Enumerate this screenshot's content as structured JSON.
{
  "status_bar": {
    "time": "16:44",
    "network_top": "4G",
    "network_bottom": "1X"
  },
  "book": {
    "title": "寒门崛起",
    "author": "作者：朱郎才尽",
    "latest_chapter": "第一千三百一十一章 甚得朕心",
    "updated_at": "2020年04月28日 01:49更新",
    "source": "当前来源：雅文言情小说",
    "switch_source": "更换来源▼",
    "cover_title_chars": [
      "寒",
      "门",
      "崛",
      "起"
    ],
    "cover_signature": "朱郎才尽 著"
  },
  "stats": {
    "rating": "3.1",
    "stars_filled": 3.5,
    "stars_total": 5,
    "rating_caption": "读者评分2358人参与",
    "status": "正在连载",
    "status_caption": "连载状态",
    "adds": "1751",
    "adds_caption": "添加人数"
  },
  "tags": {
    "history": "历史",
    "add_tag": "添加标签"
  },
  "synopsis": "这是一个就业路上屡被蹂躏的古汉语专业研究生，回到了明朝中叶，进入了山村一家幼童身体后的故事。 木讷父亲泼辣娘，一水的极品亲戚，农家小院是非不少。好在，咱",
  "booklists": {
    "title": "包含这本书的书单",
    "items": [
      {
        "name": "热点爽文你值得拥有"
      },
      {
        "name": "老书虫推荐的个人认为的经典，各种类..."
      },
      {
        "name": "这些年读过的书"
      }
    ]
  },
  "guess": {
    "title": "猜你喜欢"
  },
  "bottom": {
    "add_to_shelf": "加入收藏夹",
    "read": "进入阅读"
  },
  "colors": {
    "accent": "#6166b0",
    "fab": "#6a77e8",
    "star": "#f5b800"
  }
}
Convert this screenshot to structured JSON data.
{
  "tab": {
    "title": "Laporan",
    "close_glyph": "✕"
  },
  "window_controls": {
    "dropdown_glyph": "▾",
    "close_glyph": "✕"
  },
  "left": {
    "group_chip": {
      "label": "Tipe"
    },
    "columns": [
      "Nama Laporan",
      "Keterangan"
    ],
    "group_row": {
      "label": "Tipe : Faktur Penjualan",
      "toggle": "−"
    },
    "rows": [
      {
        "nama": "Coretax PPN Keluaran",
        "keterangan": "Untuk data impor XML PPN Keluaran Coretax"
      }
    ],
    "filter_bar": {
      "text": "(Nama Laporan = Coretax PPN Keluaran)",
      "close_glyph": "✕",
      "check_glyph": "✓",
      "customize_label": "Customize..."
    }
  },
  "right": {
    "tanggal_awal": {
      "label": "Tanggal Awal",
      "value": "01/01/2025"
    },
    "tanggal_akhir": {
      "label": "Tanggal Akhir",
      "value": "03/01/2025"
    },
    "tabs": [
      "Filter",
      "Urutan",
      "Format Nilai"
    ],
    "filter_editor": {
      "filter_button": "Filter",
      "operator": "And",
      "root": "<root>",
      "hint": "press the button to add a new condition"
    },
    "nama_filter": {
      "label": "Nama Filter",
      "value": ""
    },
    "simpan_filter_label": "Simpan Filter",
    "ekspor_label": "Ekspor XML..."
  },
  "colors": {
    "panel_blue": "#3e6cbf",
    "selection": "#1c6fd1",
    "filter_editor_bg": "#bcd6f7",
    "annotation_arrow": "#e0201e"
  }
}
- - - - -
§ Written exercise
Reproduce nothing but the lines from the line containing "Convert this screenshot" to the last line of the data, each exactly as written.

§ Exercise output
Convert this screenshot to structured JSON data.
{
  "tab": {
    "title": "Laporan",
    "close_glyph": "✕"
  },
  "window_controls": {
    "dropdown_glyph": "▾",
    "close_glyph": "✕"
  },
  "left": {
    "group_chip": {
      "label": "Tipe"
    },
    "columns": [
      "Nama Laporan",
      "Keterangan"
    ],
    "group_row": {
      "label": "Tipe : Faktur Penjualan",
      "toggle": "−"
    },
    "rows": [
      {
        "nama": "Coretax PPN Keluaran",
        "keterangan": "Untuk data impor XML PPN Keluaran Coretax"
      }
    ],
    "filter_bar": {
      "text": "(Nama Laporan = Coretax PPN Keluaran)",
      "close_glyph": "✕",
      "check_glyph": "✓",
      "customize_label": "Customize..."
    }
  },
  "right": {
    "tanggal_awal": {
      "label": "Tanggal Awal",
      "value": "01/01/2025"
    },
    "tanggal_akhir": {
      "label": "Tanggal Akhir",
      "value": "03/01/2025"
    },
    "tabs": [
      "Filter",
      "Urutan",
      "Format Nilai"
    ],
    "filter_editor": {
      "filter_button": "Filter",
      "operator": "And",
      "root": "<root>",
      "hint": "press the button to add a new condition"
    },
    "nama_filter": {
      "label": "Nama Filter",
      "value": ""
    },
    "simpan_filter_label": "Simpan Filter",
    "ekspor_label": "Ekspor XML..."
  },
  "colors": {
    "panel_blue": "#3e6cbf",
    "selection": "#1c6fd1",
    "filter_editor_bg": "#bcd6f7",
    "annotation_arrow": "#e0201e"
  }
}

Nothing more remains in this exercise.